Stored data entries
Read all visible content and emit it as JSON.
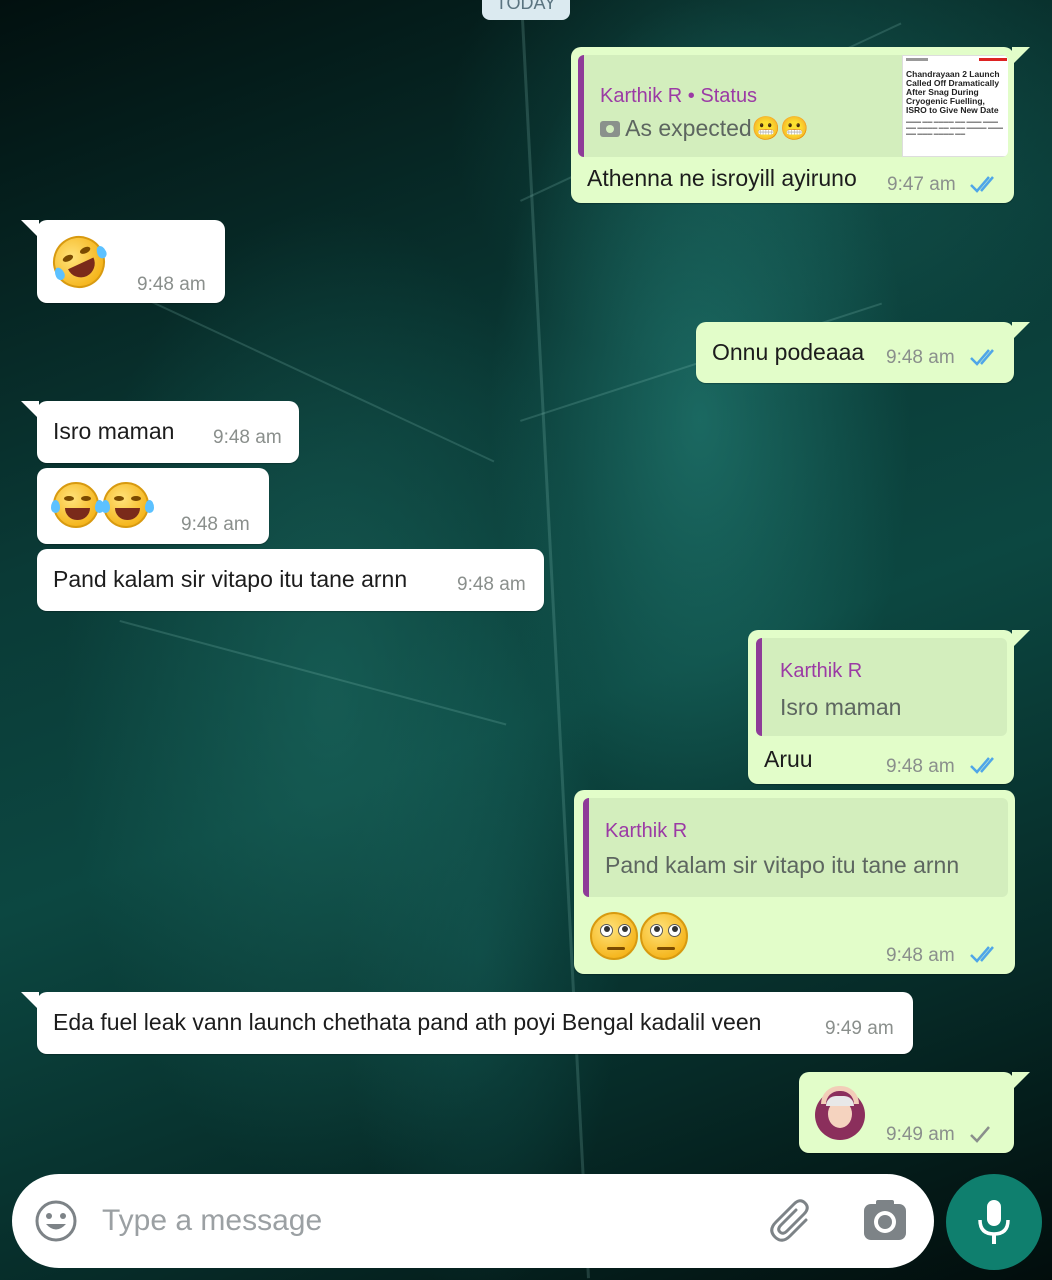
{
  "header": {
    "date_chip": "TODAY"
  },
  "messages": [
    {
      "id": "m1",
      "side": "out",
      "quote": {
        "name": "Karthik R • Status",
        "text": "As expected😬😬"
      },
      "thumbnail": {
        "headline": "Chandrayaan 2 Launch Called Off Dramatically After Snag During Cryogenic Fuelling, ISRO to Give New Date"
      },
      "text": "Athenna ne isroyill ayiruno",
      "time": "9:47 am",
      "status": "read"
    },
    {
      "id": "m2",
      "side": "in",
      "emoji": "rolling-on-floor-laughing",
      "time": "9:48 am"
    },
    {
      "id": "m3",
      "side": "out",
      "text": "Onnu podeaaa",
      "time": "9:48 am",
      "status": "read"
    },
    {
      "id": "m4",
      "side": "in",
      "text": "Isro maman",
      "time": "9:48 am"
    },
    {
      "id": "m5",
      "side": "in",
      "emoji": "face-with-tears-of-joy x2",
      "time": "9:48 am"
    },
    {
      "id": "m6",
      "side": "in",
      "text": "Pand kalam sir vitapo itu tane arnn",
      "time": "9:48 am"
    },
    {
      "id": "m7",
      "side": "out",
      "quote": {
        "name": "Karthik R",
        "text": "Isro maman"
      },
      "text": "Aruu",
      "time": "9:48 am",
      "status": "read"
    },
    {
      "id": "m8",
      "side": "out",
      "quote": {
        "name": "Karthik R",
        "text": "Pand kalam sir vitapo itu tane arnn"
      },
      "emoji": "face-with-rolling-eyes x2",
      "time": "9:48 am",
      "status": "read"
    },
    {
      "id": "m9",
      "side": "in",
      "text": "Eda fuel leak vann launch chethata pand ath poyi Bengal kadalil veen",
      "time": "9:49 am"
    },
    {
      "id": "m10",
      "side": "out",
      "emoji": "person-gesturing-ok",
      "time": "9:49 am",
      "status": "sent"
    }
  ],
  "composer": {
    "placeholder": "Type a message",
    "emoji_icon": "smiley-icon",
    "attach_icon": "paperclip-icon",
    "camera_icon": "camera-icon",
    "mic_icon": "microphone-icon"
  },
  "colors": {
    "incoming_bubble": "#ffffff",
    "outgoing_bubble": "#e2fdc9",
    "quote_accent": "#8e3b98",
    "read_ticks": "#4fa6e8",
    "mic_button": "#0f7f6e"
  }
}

==

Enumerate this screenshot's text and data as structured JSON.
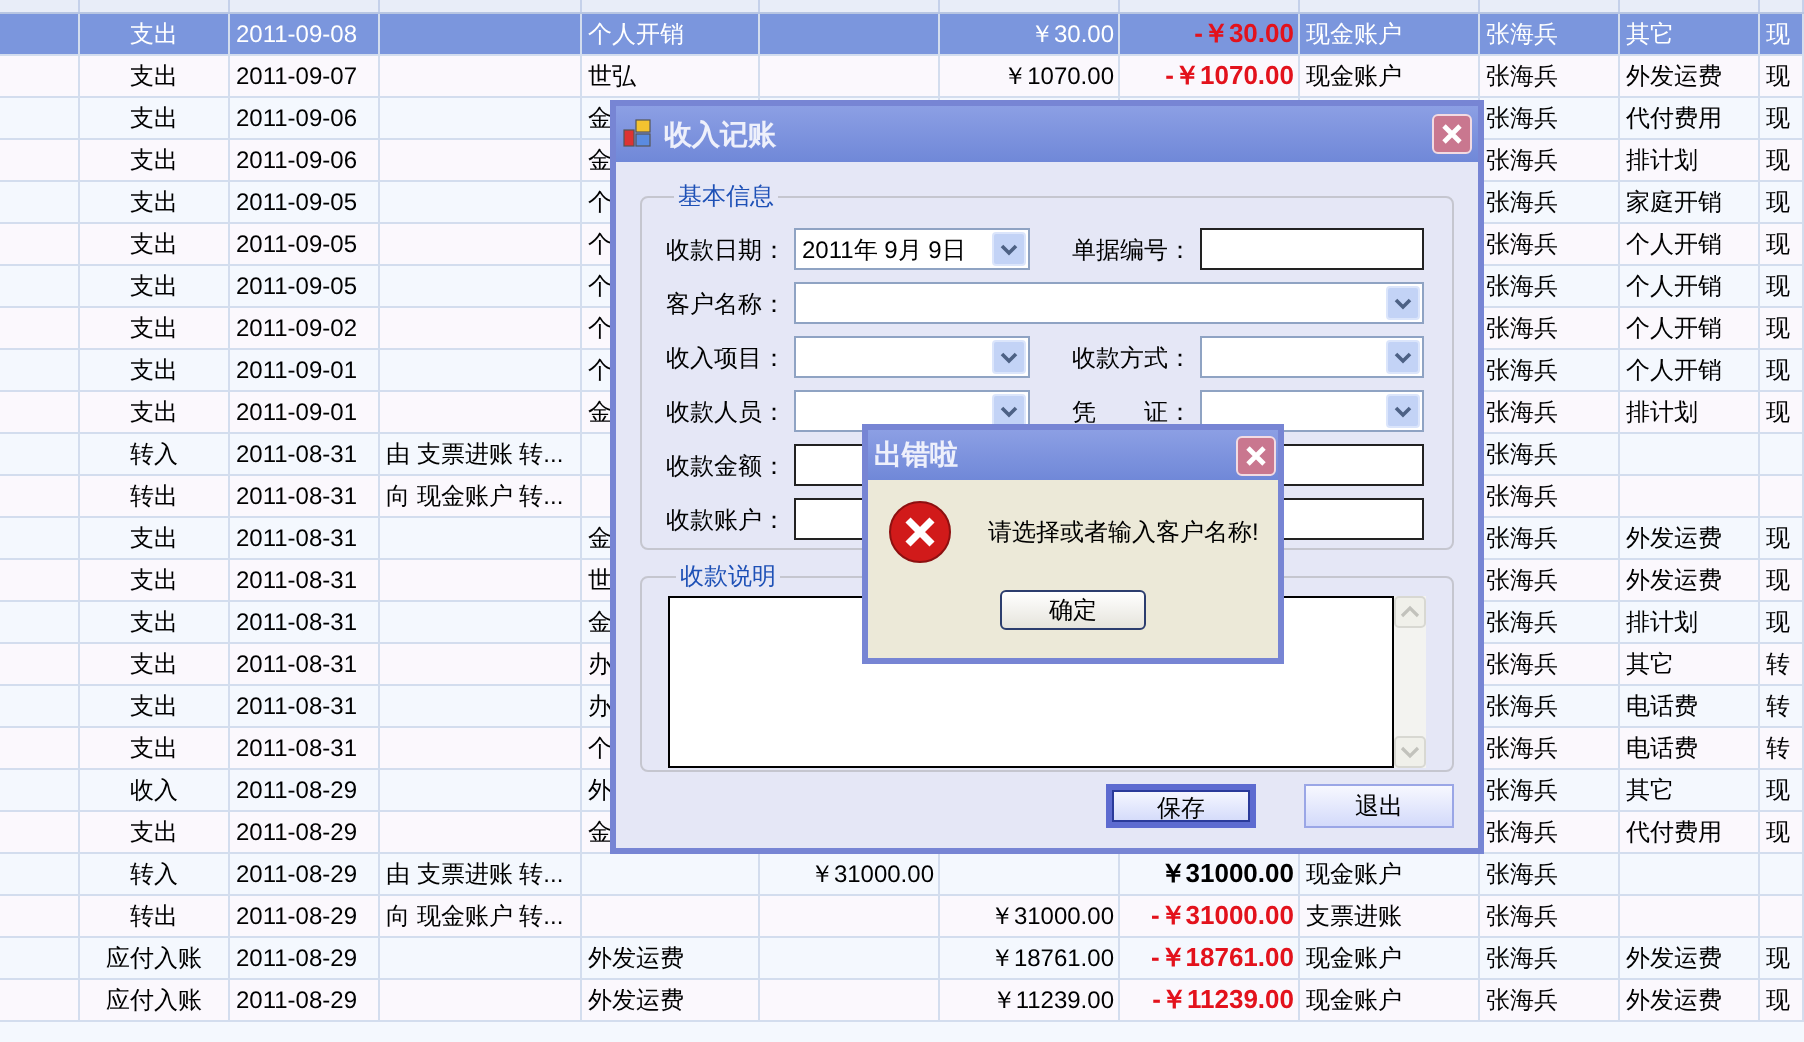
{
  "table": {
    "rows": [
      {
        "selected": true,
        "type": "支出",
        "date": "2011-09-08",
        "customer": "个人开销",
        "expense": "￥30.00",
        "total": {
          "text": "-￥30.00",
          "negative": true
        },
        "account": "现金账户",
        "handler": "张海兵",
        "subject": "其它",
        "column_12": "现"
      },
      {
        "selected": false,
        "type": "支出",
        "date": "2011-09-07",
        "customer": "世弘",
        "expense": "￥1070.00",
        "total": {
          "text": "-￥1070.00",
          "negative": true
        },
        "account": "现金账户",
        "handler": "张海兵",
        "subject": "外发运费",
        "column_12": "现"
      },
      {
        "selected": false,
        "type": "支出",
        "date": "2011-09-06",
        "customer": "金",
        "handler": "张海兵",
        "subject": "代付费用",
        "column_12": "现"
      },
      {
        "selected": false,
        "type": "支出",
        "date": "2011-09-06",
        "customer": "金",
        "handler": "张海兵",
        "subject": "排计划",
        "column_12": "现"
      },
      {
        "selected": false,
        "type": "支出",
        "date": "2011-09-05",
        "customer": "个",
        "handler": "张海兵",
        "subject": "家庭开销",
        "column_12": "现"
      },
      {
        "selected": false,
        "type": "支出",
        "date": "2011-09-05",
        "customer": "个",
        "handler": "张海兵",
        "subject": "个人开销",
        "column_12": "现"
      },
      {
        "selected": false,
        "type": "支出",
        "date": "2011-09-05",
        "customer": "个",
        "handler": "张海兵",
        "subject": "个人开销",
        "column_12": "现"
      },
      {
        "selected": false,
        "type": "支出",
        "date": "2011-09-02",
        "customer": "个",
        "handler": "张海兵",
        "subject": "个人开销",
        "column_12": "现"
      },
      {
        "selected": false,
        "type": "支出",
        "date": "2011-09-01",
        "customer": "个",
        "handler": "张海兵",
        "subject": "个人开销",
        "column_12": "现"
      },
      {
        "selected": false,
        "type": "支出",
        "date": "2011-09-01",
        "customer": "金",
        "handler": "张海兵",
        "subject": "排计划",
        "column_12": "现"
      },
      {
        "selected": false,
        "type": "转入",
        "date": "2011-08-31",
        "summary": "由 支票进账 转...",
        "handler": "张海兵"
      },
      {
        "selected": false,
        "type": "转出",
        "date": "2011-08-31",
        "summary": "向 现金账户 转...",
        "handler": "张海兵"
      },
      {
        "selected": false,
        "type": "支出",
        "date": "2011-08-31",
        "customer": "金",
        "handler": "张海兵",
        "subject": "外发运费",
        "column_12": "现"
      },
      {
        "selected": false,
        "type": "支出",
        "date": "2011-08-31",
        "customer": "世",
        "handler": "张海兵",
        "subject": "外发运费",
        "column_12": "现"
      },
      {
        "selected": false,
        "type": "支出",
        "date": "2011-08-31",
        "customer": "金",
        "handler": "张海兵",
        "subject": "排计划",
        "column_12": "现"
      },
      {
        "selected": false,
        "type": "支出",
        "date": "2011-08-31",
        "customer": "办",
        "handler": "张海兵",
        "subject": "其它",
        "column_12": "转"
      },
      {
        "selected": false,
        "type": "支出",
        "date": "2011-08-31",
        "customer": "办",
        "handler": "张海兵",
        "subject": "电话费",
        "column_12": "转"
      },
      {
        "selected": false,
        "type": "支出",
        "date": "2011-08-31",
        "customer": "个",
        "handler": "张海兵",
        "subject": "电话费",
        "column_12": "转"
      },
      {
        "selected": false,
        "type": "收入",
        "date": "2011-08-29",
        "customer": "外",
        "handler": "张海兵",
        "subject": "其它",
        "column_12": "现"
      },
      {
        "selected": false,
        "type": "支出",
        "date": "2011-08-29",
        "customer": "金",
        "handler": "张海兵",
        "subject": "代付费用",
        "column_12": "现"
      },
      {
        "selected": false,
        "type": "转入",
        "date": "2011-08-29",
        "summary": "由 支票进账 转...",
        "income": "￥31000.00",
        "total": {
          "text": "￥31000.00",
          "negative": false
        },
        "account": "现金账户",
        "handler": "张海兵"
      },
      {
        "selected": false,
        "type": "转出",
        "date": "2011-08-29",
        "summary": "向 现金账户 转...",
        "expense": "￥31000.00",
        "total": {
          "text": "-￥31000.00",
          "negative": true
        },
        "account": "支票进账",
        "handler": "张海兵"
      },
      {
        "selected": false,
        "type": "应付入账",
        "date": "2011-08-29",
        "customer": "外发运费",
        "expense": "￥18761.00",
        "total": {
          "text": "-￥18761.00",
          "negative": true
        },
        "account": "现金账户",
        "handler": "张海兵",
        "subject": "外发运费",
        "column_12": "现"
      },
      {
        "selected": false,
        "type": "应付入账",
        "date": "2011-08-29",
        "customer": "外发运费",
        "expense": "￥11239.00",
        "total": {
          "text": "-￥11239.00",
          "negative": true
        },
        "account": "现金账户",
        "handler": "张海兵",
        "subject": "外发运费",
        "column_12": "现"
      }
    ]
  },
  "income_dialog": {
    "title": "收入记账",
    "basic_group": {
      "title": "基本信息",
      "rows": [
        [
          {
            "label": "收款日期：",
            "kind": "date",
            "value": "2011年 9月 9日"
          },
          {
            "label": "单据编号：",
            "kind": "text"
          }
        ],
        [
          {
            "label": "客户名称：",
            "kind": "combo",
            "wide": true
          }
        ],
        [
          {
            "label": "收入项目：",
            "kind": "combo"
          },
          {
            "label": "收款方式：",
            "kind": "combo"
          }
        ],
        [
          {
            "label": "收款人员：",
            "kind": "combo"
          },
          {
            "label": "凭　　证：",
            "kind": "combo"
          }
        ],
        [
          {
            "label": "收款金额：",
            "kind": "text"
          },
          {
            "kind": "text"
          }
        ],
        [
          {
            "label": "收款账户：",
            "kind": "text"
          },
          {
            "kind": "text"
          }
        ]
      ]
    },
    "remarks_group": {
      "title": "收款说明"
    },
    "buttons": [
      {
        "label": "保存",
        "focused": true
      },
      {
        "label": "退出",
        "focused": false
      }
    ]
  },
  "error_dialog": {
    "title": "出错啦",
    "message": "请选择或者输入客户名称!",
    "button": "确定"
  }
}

--

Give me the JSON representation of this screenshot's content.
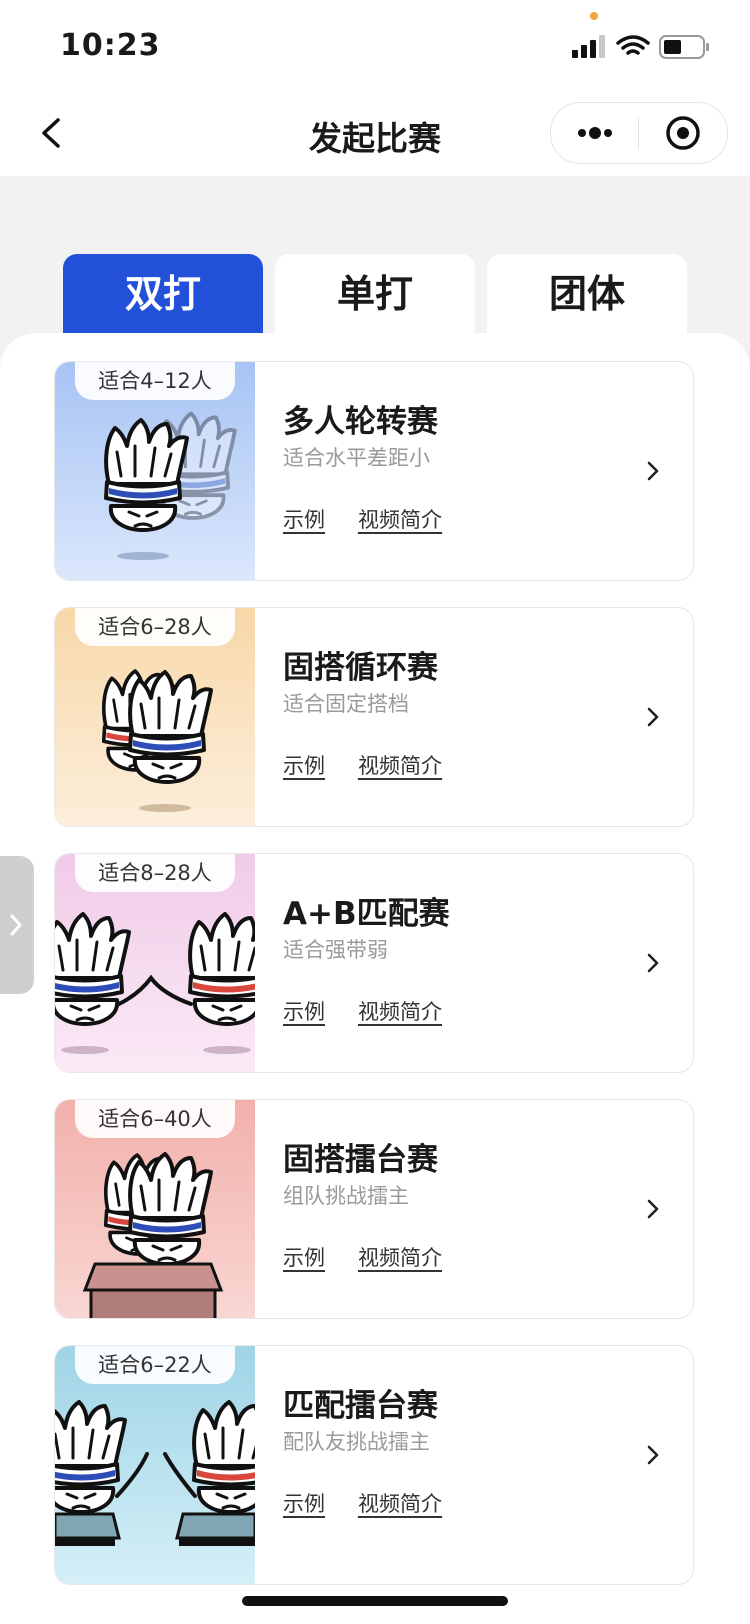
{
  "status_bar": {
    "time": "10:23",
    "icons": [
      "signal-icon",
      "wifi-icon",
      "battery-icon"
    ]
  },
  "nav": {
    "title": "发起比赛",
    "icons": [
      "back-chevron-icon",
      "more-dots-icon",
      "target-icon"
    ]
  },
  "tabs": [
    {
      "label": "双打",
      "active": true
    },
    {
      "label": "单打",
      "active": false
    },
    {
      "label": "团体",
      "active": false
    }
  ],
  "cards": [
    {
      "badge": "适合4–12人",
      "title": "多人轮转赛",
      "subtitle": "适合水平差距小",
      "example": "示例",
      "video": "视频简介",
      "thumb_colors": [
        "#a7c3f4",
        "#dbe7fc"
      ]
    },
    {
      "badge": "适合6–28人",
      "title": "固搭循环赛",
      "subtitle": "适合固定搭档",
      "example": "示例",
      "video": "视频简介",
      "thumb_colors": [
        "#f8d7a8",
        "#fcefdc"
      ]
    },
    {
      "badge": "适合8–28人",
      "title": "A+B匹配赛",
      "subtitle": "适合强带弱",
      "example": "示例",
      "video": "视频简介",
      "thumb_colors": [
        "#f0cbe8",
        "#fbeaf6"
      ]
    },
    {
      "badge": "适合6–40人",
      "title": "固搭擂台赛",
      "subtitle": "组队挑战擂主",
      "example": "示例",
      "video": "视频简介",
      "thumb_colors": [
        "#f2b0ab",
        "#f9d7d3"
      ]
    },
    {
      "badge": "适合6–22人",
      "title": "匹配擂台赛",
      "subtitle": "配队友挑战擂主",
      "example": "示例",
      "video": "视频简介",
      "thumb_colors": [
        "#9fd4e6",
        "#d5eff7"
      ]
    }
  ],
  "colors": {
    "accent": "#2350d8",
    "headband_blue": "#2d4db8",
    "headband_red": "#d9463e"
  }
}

• Exercise description
Pull every line containing "subtitle" from the material above.

• Final result
      "subtitle": "适合水平差距小",
      "subtitle": "适合固定搭档",
      "subtitle": "适合强带弱",
      "subtitle": "组队挑战擂主",
      "subtitle": "配队友挑战擂主",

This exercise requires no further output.